As for Synchronous vs Asynchronous, as the terms would indicate, it's all
about time. In particular, it's about the time that data written to disk
is "committed". In Synchronous Data Mirroring, the write acknowledgement
isn't returned to the requesting server until the data has been written to
both storage arrays. This is akin to "RAID-1": the two mirror halves stay
in "lockstep" you know that at any moment you have two identical copies
of the data on two devices.
Because the acknowledgement isn't returned until both storage devices have
a copy of the write, this implies that the bandwidth of the channels used for
the writes needs to be sufficient so as not to cause undue latency which would
affect the responsiveness of the production servers.
As this latency directly affects the performance, Synchronous Data Mirroring
is often not a viable solution for DR where distance and limited bandwidth
would cause roundtrip latency to go way up. In such cases, Async
Replication is the method of choice.
While not a hard and fast rule, most people associate Synchronous Mirroring
with Business Continuity, whereas Asynch Mirroring is typically associated with
Asynchronous Mirroring An Overview
In Asynchronous Mirroring, we still have the concept of mirror halves, but
for the purpose of clarity we will refer to them as a "source" volume and a
"destination" or "replicated" volume. The source volume is the local production
volume a host (such as your SQL server) writes to and reads from. Some agent
then copies any of the writes over to the destination volume at the distant
DR or remote site.
The agent is almost always software, implemented either on the host itself,
on a SAN-based or DAS-based Storage Array, or on an intermediary engine, perhaps
a Storage Virtualization platform.
If the agent is running on the host itself or on a file server (a.k.a. "NAS"
storage such as a CIFS or NFS service), the replication can be implemented
at the file level. When the agent is run on a Storage Array or Virtualization
platform, the replication is invariably implemented at a raw disk or block
level, where only the low-level writes or disk blocks that have been modified
are copied to the destination volume. The scope of this article is limited
to disk- or block-level replication.
With Asynchronous Replication it is understood that the bandwidth between
the two sites is limited, and so writes to the local source volume are
acknowledged immediately, and the agent subsequently replicates those
changes to the destination volume. The destination volume is usually always
in a "catch up" mode, anywhere from a few writes to a few gigabytes worth
of writes behind the current state of the source. How far the destination
falls out of synch (or lags behind) the source volume is determined by
the quantity of changes occurring on the source volume, the bandwidth of
the intersite link used for the replication, network QoS policies and/or
replication schedules or throttles. There are many other factors affecting
overall replication system performance, some of which we will discuss later.
Finally, network outages that break the replication link can cause the two
volumes to fall further out of synch.
Clearly, provisions must be made to keep track of changes to the source volume
in order to replicate those changes and bring the source and destination
as close to synch as time and bandwidth permit. There are a number of ways
to do this, ranging from marking changed blocks that need to be replicated,
to buffering the changes in a reserved storage area.
Some vendors offer de-duplicating technologies, which attempt to reduce
the replication traffic by deleting buffered writes for blocks that have
been written (and buffered) more than once; the idea is that they will
only replicate the latest change to the block. There are pros and cons to
the different technologies used; I personally prefer at least having the
option to buffer every change to every block, as that facilitates snapshotting
and newer technologies such as
CDP (Continuous Data Protection)

§

Requirements:
1. Extract the lines of the listing from its first line through the line that contains "sherpa-ratio-point [161, 681, 171, 696]", both included, and reproduce them unchanged.
2. Extend the source text on synchronous and asynchronous data mirroring, picking up where it stops.

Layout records
§

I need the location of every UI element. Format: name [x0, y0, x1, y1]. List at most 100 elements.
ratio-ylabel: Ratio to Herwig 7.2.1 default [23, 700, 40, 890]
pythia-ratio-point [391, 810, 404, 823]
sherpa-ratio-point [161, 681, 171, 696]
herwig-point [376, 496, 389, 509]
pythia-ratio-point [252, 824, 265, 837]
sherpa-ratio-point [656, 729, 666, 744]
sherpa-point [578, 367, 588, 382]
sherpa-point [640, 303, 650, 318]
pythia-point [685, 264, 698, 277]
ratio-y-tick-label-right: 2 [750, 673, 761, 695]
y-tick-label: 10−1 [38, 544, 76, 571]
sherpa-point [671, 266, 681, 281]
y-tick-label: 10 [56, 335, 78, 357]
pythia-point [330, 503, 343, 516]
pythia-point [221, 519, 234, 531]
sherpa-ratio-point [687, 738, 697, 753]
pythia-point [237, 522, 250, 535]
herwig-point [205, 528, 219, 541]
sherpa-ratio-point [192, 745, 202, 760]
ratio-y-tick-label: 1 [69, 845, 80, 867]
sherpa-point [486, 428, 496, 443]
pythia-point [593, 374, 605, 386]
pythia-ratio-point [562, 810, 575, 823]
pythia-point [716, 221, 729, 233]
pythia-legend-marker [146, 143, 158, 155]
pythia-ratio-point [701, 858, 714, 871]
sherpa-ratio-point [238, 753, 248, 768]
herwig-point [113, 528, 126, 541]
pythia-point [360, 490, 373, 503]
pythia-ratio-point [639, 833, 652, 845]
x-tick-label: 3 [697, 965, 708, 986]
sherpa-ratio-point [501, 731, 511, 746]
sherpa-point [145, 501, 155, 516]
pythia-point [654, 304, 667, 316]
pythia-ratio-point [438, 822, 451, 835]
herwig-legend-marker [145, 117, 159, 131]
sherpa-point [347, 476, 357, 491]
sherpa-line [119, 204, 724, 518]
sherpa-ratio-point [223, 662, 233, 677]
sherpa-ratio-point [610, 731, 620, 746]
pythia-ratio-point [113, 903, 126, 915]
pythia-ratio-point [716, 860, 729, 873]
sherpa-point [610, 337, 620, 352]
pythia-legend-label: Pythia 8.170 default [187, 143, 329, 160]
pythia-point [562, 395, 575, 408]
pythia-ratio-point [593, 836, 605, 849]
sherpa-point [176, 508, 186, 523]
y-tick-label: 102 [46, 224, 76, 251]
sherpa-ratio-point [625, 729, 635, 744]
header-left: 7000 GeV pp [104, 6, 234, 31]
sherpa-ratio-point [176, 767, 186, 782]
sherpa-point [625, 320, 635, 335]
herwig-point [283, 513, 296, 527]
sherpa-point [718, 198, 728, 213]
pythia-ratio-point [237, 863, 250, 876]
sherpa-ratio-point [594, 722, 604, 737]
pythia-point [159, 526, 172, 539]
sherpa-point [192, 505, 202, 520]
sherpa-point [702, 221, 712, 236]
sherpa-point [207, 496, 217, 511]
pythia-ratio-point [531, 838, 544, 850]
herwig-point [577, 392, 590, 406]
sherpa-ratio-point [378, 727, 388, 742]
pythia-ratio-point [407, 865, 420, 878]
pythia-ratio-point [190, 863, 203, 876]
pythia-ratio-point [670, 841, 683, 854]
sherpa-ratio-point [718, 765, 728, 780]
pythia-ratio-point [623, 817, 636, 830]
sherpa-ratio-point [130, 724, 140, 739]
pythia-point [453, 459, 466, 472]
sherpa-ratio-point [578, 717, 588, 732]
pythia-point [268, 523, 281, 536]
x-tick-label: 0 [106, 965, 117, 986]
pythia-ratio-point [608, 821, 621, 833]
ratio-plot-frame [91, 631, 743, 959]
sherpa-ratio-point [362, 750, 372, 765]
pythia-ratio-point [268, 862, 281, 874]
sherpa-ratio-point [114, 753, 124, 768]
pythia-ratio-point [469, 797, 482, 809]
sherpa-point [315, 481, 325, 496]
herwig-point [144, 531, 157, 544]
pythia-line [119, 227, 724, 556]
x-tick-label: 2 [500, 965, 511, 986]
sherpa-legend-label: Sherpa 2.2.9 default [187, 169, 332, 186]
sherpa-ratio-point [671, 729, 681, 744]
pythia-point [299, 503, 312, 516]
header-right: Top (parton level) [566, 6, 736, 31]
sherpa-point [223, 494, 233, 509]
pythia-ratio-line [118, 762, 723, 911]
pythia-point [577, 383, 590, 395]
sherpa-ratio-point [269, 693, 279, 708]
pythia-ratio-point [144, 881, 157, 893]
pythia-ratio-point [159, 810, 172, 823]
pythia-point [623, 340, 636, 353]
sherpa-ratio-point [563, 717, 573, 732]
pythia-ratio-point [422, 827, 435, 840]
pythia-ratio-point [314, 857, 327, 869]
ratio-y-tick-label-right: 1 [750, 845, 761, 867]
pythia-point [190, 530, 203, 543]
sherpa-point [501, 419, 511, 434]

§

Task results:
1.
I need the location of every UI element. Format: name [x0, y0, x1, y1]. List at most 100 elements.
ratio-ylabel: Ratio to Herwig 7.2.1 default [23, 700, 40, 890]
pythia-ratio-point [391, 810, 404, 823]
sherpa-ratio-point [161, 681, 171, 696]

2.
at the DR site.
Bandwidth The Replication Challenge
Bandwidth usually presents the biggest challenge. High-speed connections aren't
cheap and if you are an SMB, you may be financially constrained to T1 speeds.
Of course, the asynchronous replication engine is often based on a protocol,
protocol converter, or application running on top of IP or TCP. Between the
transport protocol overhead and the replication protocol overhead, you never get
anything near the full, theoretical bandwidth of the connection.
If you're lucky enough to get 70% of the bandwidth usable, you're likely
to see transfer rates for a dedicated connection similar to those in the
Of course, there is also the overhead of Asynchronous Replication housekeeping
(reconstruction of replicated blocks in the destination volume, etc.) not to
mention the contention with other applications that may be consuming storage
and network resources at the source and at the destination sites.
Ultimately, you'll need to quantify the change rate or the cumulative amount
of data writes that occur over a period of time for the volumes you need to
actively replicate. You will use that value to determine what bandwidth
you will need. We will refer to the period of time as your replication latency
window. It is determined by such factors as production or peak hours and your
target RPO (Recovery Point Objective, the rollback point, or acceptable lag
between where you were when the disaster hit and your "last known good"
at the DR site).
For instance, if your organization is 24/7, has a very aggressive RPO and
you're changing a lot of data on an hourly basis, you'll need more bandwidth.
On the other hand, if most of your data writes occur between 8am and 5pm, and
your RPO is 24 hours, and you only have about 20GB of data changing daily,
then you can tolerate a 24 hour replication latency window. You then determine
you only need about a 3Mb/s connection between the two sites... the replication
will "catch up" during the off-hours.
Measuring The Change Rate
Many tools are available to measure the rate of change of your data, and
you may already have monitoring tools available in your organization, either
on the servers themselves or perhaps on a SAN storage array.
If you need help collecting the change rate, DataCore offers a package called
that can be used to determine the quantity of writes per volume. If you already
have a DataCore SAN in place, you'll know that SANmaestro can collect and
report on hundreds of parameters from the DataCore storage controllers.
If you have not yet virtualized your storage with DataCore, you can still
use their Windows-based SANmaestro agents to collect the change rate on any
of your Windows servers.
The vendor or consultant with whom you will work to deploy the solution
should be able to provide some guidelines for how to maximize performance,
based upon the vendor's particular implementation. This may involve choosing
a suitable media to buffer replication traffic, making sure the buffering
doesn't create contention with production volumes, adjusting buffer sizes and
In the replication example at the end of this article, I will give a handful
of general best practices for the DataCore AIM product.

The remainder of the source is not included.